**Your instructions**: Looking through the listing, how many of its lines hold the word "Living"? Answer with only the number.

**Material for this task**:
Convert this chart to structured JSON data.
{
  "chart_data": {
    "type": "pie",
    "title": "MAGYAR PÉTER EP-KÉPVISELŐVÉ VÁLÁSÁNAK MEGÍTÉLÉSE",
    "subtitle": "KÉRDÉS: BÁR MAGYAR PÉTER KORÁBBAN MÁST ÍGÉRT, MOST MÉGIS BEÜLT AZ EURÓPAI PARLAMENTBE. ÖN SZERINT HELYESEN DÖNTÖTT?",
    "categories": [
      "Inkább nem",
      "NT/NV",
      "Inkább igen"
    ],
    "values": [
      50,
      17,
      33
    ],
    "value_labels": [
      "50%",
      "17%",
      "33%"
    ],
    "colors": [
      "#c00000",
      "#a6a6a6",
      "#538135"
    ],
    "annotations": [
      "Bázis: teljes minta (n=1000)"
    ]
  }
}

---

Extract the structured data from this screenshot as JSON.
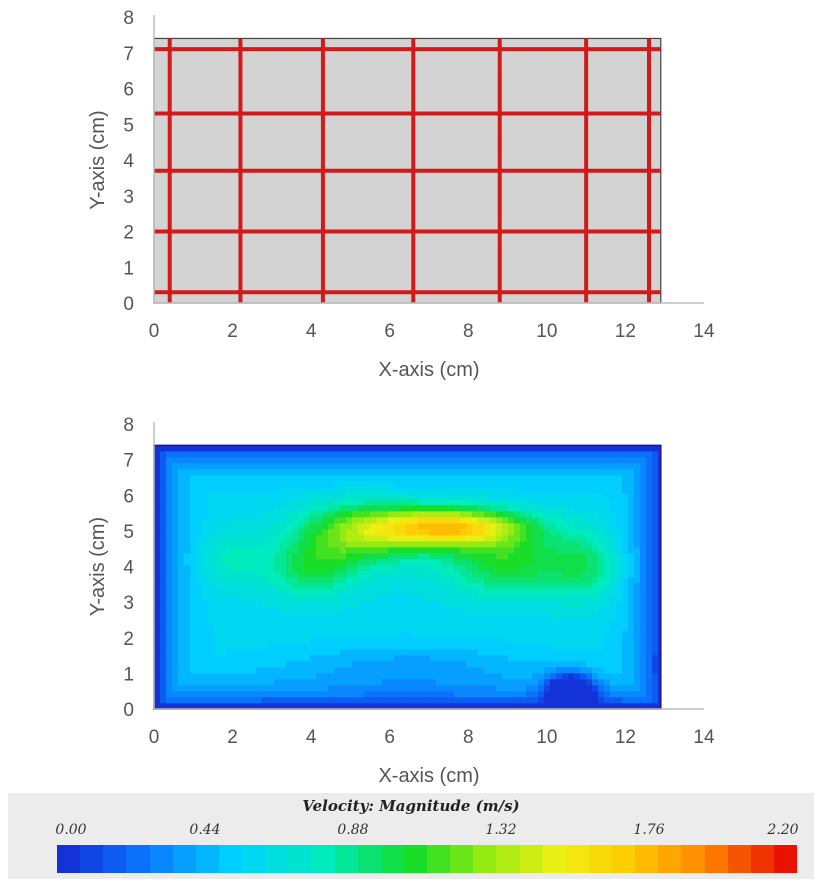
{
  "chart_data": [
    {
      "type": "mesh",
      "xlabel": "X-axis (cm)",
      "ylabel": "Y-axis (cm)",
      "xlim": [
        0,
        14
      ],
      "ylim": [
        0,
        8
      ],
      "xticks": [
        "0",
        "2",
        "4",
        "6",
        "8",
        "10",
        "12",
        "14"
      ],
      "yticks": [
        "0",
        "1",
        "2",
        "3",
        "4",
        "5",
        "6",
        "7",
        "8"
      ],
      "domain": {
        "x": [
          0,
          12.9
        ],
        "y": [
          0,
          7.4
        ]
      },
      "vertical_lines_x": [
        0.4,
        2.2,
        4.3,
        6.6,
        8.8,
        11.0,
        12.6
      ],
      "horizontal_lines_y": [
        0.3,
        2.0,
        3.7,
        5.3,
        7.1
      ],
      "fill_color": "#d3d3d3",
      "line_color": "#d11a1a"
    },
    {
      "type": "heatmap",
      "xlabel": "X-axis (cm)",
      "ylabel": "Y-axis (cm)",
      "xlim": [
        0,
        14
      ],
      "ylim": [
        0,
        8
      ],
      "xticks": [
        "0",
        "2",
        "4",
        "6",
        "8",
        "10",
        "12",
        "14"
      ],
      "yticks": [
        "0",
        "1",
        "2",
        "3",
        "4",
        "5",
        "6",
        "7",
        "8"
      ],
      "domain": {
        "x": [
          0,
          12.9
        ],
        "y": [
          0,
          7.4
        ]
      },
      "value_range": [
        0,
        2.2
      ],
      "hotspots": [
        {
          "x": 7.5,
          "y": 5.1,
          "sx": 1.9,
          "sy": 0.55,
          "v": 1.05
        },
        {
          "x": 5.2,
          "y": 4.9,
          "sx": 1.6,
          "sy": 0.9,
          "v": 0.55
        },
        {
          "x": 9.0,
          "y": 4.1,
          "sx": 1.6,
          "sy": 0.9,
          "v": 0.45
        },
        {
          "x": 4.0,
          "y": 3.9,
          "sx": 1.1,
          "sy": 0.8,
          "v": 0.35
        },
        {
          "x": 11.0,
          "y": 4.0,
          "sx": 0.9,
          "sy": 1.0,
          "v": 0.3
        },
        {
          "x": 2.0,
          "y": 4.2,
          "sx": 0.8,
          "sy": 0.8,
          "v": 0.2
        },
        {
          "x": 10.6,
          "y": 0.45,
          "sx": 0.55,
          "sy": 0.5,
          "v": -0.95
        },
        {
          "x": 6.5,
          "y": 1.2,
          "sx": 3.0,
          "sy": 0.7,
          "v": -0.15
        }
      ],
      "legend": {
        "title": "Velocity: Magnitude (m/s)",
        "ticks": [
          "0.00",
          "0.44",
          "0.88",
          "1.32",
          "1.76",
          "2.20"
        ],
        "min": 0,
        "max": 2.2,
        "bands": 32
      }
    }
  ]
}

==

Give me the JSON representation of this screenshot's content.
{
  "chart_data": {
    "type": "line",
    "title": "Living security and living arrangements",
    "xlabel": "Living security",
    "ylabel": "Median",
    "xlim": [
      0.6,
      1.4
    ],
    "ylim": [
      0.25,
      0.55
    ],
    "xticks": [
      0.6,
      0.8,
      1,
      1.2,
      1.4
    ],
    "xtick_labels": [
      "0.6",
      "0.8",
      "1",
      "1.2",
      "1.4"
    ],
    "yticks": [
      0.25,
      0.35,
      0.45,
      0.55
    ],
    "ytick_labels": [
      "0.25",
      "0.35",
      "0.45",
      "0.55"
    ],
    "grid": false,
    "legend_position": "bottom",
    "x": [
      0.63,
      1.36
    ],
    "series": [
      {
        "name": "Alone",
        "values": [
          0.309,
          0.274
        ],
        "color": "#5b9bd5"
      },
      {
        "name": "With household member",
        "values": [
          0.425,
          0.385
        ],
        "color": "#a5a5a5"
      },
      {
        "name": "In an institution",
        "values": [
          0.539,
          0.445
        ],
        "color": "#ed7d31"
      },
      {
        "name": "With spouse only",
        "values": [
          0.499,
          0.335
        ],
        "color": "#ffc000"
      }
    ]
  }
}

**Exercise output**: 2